### Exercise prompt
Output every line below exactly.

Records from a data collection
━━━━━━━━

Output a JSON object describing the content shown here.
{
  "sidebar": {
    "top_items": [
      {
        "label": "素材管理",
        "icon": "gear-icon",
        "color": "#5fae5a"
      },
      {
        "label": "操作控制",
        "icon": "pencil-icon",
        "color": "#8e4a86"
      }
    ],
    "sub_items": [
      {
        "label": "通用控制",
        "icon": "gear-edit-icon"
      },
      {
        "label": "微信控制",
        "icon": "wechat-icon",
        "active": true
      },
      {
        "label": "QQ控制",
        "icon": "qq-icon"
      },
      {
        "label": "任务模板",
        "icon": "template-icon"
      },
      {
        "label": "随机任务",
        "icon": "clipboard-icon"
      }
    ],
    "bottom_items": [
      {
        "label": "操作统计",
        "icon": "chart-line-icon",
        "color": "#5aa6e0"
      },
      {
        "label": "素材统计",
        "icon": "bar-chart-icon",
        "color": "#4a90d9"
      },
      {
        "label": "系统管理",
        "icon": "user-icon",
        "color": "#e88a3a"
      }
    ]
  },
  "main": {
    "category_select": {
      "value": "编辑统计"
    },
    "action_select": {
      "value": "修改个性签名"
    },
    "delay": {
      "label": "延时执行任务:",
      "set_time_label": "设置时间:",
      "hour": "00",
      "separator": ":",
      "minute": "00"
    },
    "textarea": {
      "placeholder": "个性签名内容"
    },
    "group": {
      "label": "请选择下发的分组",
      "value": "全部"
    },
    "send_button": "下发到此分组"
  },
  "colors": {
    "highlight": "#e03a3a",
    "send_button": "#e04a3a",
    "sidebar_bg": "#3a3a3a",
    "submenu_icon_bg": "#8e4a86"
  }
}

━━━━━━━━

### Solution for this task
Output a JSON object describing the content shown here.
{
  "sidebar": {
    "top_items": [
      {
        "label": "素材管理",
        "icon": "gear-icon",
        "color": "#5fae5a"
      },
      {
        "label": "操作控制",
        "icon": "pencil-icon",
        "color": "#8e4a86"
      }
    ],
    "sub_items": [
      {
        "label": "通用控制",
        "icon": "gear-edit-icon"
      },
      {
        "label": "微信控制",
        "icon": "wechat-icon",
        "active": true
      },
      {
        "label": "QQ控制",
        "icon": "qq-icon"
      },
      {
        "label": "任务模板",
        "icon": "template-icon"
      },
      {
        "label": "随机任务",
        "icon": "clipboard-icon"
      }
    ],
    "bottom_items": [
      {
        "label": "操作统计",
        "icon": "chart-line-icon",
        "color": "#5aa6e0"
      },
      {
        "label": "素材统计",
        "icon": "bar-chart-icon",
        "color": "#4a90d9"
      },
      {
        "label": "系统管理",
        "icon": "user-icon",
        "color": "#e88a3a"
      }
    ]
  },
  "main": {
    "category_select": {
      "value": "编辑统计"
    },
    "action_select": {
      "value": "修改个性签名"
    },
    "delay": {
      "label": "延时执行任务:",
      "set_time_label": "设置时间:",
      "hour": "00",
      "separator": ":",
      "minute": "00"
    },
    "textarea": {
      "placeholder": "个性签名内容"
    },
    "group": {
      "label": "请选择下发的分组",
      "value": "全部"
    },
    "send_button": "下发到此分组"
  },
  "colors": {
    "highlight": "#e03a3a",
    "send_button": "#e04a3a",
    "sidebar_bg": "#3a3a3a",
    "submenu_icon_bg": "#8e4a86"
  }
}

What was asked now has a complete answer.